### What the task asks
Pick out all lines in the listing holding the string "title" and copy them.

=-=-=

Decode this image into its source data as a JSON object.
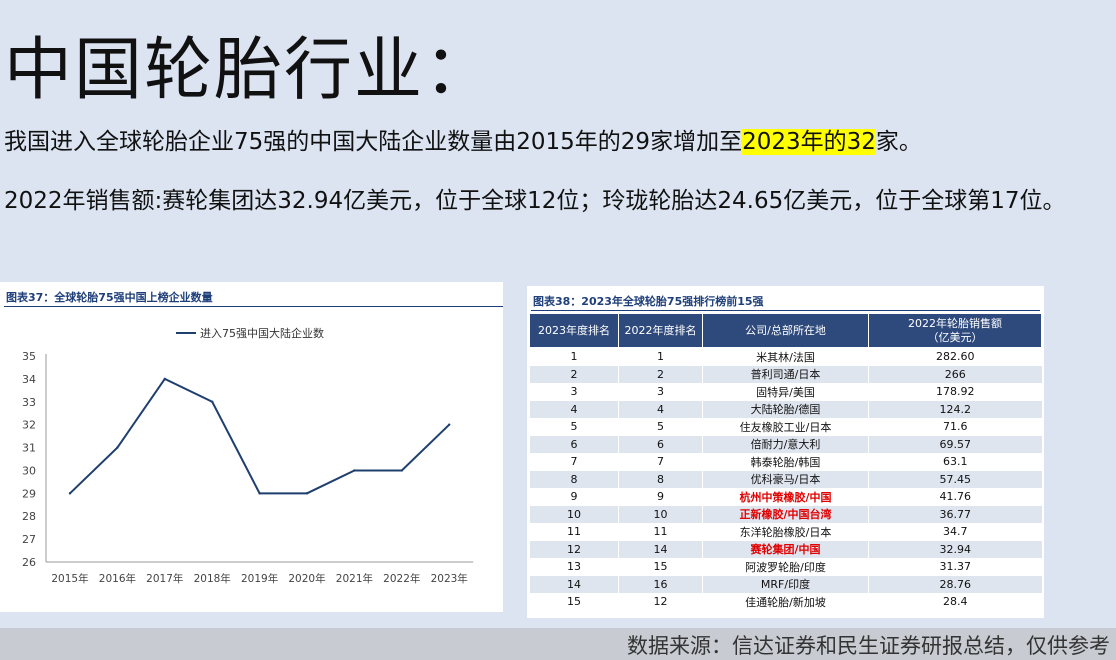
{
  "title": "中国轮胎行业：",
  "para1": {
    "before": "我国进入全球轮胎企业75强的中国大陆企业数量由2015年的29家增加至",
    "highlight": "2023年的32",
    "after": "家。"
  },
  "para2": "2022年销售额:赛轮集团达32.94亿美元，位于全球12位；玲珑轮胎达24.65亿美元，位于全球第17位。",
  "fig37": {
    "title": "图表37：全球轮胎75强中国上榜企业数量",
    "chart_data": {
      "type": "line",
      "categories": [
        "2015年",
        "2016年",
        "2017年",
        "2018年",
        "2019年",
        "2020年",
        "2021年",
        "2022年",
        "2023年"
      ],
      "series": [
        {
          "name": "进入75强中国大陆企业数",
          "values": [
            29,
            31,
            34,
            33,
            29,
            29,
            30,
            30,
            32
          ]
        }
      ],
      "ylim": [
        26,
        35
      ],
      "yticks": [
        "35",
        "34",
        "33",
        "32",
        "31",
        "30",
        "29",
        "28",
        "27",
        "26"
      ],
      "legend": "top",
      "grid": false,
      "line_color": "#1f3f6e"
    }
  },
  "fig38": {
    "title": "图表38：2023年全球轮胎75强排行榜前15强",
    "headers": [
      "2023年度排名",
      "2022年度排名",
      "公司/总部所在地",
      "2022年轮胎销售额",
      "（亿美元）"
    ],
    "rows": [
      {
        "r23": "1",
        "r22": "1",
        "company": "米其林/法国",
        "sales": "282.60",
        "red": false
      },
      {
        "r23": "2",
        "r22": "2",
        "company": "普利司通/日本",
        "sales": "266",
        "red": false
      },
      {
        "r23": "3",
        "r22": "3",
        "company": "固特异/美国",
        "sales": "178.92",
        "red": false
      },
      {
        "r23": "4",
        "r22": "4",
        "company": "大陆轮胎/德国",
        "sales": "124.2",
        "red": false
      },
      {
        "r23": "5",
        "r22": "5",
        "company": "住友橡胶工业/日本",
        "sales": "71.6",
        "red": false
      },
      {
        "r23": "6",
        "r22": "6",
        "company": "倍耐力/意大利",
        "sales": "69.57",
        "red": false
      },
      {
        "r23": "7",
        "r22": "7",
        "company": "韩泰轮胎/韩国",
        "sales": "63.1",
        "red": false
      },
      {
        "r23": "8",
        "r22": "8",
        "company": "优科豪马/日本",
        "sales": "57.45",
        "red": false
      },
      {
        "r23": "9",
        "r22": "9",
        "company": "杭州中策橡胶/中国",
        "sales": "41.76",
        "red": true
      },
      {
        "r23": "10",
        "r22": "10",
        "company": "正新橡胶/中国台湾",
        "sales": "36.77",
        "red": true
      },
      {
        "r23": "11",
        "r22": "11",
        "company": "东洋轮胎橡胶/日本",
        "sales": "34.7",
        "red": false
      },
      {
        "r23": "12",
        "r22": "14",
        "company": "赛轮集团/中国",
        "sales": "32.94",
        "red": true
      },
      {
        "r23": "13",
        "r22": "15",
        "company": "阿波罗轮胎/印度",
        "sales": "31.37",
        "red": false
      },
      {
        "r23": "14",
        "r22": "16",
        "company": "MRF/印度",
        "sales": "28.76",
        "red": false
      },
      {
        "r23": "15",
        "r22": "12",
        "company": "佳通轮胎/新加坡",
        "sales": "28.4",
        "red": false
      }
    ]
  },
  "footer": "数据来源：信达证券和民生证券研报总结，仅供参考"
}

=-=-=

### Completed exercise
  "title": "中国轮胎行业：",
    "title": "图表37：全球轮胎75强中国上榜企业数量",
    "title": "图表38：2023年全球轮胎75强排行榜前15强",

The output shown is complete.